__What is required__
Find the string "Scaramuzza" in the data, then copy every line where it is found.

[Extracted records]
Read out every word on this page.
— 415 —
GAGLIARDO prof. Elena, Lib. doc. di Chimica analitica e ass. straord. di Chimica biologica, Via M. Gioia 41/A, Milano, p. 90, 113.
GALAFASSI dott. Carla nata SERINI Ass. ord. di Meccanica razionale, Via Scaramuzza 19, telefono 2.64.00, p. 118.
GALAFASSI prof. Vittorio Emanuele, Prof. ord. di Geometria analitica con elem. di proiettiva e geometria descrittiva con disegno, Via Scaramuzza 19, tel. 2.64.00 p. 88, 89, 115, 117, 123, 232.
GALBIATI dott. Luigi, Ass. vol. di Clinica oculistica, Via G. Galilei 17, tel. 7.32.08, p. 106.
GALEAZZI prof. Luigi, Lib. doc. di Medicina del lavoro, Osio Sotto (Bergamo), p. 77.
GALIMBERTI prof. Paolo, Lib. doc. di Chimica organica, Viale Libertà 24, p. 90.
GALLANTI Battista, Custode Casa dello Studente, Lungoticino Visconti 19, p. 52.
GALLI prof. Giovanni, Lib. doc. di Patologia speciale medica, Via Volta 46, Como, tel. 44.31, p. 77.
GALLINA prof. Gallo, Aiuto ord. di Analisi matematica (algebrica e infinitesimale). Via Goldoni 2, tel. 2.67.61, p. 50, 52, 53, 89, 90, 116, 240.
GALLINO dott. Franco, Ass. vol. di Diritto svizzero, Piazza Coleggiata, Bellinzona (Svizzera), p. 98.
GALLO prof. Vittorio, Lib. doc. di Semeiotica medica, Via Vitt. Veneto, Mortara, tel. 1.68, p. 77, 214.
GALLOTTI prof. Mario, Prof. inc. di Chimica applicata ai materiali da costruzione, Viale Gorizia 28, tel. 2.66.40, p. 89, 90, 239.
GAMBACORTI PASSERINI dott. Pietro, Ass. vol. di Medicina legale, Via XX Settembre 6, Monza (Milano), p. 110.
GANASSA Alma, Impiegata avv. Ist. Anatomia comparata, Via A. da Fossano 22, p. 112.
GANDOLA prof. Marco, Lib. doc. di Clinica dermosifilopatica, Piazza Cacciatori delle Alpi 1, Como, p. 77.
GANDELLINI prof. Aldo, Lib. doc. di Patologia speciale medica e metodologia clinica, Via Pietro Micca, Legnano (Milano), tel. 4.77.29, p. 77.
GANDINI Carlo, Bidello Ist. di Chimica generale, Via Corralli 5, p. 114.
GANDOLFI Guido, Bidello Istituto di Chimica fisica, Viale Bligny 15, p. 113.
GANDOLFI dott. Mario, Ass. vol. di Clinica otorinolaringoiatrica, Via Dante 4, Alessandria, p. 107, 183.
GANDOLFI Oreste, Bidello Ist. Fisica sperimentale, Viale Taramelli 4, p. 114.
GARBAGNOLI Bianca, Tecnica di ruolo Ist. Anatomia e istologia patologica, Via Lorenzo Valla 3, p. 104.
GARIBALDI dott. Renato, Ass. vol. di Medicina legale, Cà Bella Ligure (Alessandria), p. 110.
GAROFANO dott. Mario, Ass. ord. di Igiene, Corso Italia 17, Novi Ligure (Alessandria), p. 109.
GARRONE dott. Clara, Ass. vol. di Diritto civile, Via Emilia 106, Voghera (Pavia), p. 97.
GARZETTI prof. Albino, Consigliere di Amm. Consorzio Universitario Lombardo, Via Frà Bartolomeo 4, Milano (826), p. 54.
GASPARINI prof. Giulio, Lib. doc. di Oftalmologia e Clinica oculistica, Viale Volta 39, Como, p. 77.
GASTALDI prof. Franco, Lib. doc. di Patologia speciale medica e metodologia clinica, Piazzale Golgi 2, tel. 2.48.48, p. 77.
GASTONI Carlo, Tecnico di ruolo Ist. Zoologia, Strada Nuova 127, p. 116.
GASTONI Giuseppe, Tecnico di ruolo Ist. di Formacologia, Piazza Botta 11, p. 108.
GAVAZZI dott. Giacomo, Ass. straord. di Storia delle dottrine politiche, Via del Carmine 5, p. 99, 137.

__Reply to the task__
GALAFASSI dott. Carla nata SERINI Ass. ord. di Meccanica razionale, Via Scaramuzza 19, telefono 2.64.00, p. 118.
GALAFASSI prof. Vittorio Emanuele, Prof. ord. di Geometria analitica con elem. di proiettiva e geometria descrittiva con disegno, Via Scaramuzza 19, tel. 2.64.00 p. 88, 89, 115, 117, 123, 232.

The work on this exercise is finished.